(Exercise aim): In the material below, the lines containing the word "physique" are required; copy each of them.

(Material for this task):

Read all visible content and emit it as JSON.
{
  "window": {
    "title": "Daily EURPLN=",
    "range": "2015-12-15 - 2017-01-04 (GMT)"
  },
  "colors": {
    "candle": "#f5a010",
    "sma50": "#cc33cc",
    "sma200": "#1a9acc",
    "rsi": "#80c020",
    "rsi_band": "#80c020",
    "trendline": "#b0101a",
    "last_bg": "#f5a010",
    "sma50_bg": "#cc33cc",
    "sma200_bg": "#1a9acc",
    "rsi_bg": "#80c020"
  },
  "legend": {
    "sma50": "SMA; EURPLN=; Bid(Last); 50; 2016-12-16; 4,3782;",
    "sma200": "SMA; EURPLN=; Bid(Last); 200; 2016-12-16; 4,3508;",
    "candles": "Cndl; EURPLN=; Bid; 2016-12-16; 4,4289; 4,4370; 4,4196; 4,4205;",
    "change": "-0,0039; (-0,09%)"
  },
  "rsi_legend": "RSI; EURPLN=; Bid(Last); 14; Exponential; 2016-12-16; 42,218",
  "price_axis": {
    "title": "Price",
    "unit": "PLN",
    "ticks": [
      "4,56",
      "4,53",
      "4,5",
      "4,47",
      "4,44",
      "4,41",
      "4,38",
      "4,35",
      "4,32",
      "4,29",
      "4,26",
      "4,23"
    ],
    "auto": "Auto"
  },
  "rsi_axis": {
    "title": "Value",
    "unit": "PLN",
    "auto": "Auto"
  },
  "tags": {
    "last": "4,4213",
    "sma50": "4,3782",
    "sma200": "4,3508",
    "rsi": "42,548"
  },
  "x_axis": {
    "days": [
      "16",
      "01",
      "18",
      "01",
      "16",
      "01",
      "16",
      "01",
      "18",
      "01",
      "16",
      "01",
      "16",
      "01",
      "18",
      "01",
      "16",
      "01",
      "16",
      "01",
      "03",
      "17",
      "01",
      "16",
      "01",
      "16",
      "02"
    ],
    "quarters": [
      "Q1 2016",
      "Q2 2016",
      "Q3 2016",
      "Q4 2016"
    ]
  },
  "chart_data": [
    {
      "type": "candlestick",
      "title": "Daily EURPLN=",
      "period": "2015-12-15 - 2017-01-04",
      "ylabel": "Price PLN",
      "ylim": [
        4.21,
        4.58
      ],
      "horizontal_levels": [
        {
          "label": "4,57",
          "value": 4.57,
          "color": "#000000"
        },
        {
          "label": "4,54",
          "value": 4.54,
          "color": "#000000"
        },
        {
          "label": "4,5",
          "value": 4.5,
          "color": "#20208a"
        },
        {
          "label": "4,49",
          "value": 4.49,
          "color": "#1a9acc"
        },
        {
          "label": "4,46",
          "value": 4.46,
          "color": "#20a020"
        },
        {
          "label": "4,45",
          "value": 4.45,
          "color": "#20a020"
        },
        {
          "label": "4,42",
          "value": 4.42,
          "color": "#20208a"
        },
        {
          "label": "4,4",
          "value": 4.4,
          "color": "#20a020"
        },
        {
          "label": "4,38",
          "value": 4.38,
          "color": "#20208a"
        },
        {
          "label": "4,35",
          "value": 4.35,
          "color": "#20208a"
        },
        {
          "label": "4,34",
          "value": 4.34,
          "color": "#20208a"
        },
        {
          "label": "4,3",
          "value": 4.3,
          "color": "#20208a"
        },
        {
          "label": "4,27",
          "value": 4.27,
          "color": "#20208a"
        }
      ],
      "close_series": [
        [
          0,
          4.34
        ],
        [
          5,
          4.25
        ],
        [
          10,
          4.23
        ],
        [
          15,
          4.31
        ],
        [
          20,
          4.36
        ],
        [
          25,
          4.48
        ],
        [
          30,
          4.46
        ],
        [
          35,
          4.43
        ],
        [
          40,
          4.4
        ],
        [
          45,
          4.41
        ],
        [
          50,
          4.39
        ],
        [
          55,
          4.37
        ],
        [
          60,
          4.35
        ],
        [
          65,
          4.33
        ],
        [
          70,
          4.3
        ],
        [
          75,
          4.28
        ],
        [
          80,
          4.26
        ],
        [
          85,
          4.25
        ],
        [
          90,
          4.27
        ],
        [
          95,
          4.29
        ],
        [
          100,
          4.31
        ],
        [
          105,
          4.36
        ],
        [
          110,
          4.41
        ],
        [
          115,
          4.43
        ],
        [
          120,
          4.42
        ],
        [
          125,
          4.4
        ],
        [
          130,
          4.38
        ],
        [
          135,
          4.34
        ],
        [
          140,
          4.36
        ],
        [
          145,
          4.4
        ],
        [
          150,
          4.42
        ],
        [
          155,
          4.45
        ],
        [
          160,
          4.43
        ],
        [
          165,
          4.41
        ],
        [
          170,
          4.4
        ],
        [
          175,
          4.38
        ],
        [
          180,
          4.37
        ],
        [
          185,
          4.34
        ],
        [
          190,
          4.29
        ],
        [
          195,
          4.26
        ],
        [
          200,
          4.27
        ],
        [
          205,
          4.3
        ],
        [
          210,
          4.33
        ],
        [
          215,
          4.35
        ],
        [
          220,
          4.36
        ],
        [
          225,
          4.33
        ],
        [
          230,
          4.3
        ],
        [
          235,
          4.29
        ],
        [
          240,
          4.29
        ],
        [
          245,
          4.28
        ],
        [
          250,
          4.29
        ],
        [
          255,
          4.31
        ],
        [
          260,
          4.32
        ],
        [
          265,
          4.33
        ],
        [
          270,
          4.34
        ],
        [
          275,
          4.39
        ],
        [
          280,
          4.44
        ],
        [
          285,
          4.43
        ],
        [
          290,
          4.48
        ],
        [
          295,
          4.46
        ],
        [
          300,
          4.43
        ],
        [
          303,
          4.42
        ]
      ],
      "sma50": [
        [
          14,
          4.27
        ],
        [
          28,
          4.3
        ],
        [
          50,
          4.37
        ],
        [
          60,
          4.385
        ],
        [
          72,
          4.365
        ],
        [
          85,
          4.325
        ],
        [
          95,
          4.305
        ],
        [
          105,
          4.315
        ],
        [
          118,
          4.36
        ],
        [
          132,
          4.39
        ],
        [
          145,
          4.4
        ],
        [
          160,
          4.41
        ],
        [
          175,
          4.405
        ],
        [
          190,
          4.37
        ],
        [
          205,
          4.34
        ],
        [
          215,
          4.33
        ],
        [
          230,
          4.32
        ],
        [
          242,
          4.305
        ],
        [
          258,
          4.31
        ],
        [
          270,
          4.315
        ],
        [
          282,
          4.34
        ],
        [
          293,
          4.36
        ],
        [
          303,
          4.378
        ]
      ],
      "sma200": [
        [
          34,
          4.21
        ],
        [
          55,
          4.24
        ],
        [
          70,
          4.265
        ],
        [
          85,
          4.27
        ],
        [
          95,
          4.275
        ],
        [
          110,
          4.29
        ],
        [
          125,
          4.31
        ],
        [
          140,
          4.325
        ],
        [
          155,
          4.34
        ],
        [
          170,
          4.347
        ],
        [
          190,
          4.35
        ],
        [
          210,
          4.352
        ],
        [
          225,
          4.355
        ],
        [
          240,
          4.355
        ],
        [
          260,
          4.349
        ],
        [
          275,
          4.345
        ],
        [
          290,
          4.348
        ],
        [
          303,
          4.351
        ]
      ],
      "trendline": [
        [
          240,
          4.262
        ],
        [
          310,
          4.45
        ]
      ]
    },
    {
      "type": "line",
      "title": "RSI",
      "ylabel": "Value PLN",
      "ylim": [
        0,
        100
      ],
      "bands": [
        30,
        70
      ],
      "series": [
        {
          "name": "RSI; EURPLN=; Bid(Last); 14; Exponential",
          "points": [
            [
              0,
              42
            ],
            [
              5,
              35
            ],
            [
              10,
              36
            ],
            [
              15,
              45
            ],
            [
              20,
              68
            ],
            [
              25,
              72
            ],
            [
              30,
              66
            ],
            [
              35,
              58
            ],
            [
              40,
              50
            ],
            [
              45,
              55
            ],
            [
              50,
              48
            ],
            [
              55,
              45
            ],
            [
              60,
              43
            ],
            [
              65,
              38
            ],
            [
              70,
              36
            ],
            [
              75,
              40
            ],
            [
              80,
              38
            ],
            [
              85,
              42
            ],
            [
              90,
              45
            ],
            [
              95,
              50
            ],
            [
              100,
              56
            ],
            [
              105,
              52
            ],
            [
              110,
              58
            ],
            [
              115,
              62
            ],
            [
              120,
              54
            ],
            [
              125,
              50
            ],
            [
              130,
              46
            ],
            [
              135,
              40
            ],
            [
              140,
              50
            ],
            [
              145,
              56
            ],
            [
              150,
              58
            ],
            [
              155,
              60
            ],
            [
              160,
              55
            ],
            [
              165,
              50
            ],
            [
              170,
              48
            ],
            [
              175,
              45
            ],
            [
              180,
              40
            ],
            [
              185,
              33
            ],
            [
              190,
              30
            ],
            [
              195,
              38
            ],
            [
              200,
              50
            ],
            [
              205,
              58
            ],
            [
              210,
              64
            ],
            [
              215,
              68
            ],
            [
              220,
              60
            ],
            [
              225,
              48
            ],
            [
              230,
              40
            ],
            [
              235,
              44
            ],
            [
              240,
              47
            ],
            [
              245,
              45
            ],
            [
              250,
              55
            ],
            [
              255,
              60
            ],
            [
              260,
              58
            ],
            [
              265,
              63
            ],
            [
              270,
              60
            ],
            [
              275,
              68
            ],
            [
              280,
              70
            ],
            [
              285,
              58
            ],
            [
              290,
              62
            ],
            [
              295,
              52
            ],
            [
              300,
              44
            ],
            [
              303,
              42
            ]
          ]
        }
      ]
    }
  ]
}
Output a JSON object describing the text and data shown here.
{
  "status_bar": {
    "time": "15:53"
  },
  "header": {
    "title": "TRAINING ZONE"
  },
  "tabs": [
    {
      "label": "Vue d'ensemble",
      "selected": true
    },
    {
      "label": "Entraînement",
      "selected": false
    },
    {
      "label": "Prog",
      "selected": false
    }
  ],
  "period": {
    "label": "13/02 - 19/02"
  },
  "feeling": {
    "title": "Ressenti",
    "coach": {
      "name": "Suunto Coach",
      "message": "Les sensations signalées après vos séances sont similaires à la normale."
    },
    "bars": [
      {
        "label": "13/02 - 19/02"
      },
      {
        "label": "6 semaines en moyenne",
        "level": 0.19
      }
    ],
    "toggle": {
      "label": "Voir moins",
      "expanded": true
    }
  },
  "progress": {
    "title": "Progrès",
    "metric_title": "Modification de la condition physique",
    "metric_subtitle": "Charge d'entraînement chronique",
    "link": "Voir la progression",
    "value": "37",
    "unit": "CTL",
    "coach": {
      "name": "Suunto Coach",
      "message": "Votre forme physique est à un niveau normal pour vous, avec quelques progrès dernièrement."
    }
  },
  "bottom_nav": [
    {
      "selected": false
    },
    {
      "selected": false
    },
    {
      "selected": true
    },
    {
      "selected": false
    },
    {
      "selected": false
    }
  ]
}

(Solution below):
    "metric_title": "Modification de la condition physique",
      "message": "Votre forme physique est à un niveau normal pour vous, avec quelques progrès dernièrement."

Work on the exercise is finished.